*Description of the task*: Give all the lines below again, exactly, with no pictures.
-- begin Dataset content --
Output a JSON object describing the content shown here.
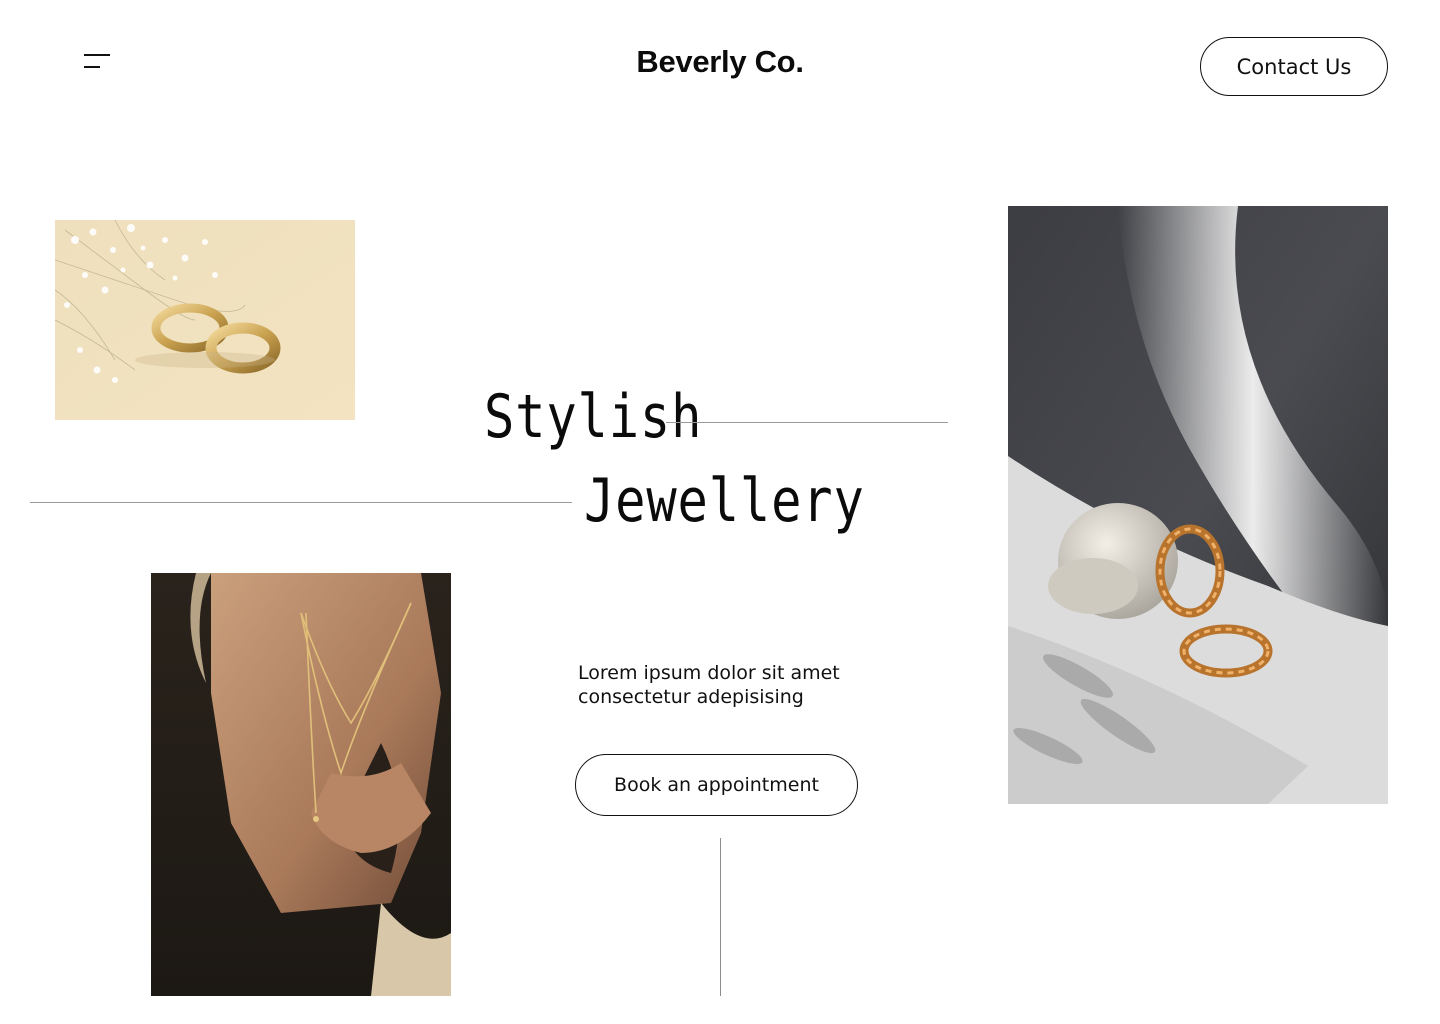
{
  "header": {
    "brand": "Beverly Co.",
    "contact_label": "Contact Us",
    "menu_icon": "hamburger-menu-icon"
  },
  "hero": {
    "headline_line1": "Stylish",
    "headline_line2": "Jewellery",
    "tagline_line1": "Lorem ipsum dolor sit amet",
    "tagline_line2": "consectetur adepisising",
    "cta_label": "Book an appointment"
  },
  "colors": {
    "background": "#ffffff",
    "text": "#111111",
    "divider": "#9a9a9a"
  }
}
-- end Dataset content --
*Response*:
Output a JSON object describing the content shown here.
{
  "header": {
    "brand": "Beverly Co.",
    "contact_label": "Contact Us",
    "menu_icon": "hamburger-menu-icon"
  },
  "hero": {
    "headline_line1": "Stylish",
    "headline_line2": "Jewellery",
    "tagline_line1": "Lorem ipsum dolor sit amet",
    "tagline_line2": "consectetur adepisising",
    "cta_label": "Book an appointment"
  },
  "colors": {
    "background": "#ffffff",
    "text": "#111111",
    "divider": "#9a9a9a"
  }
}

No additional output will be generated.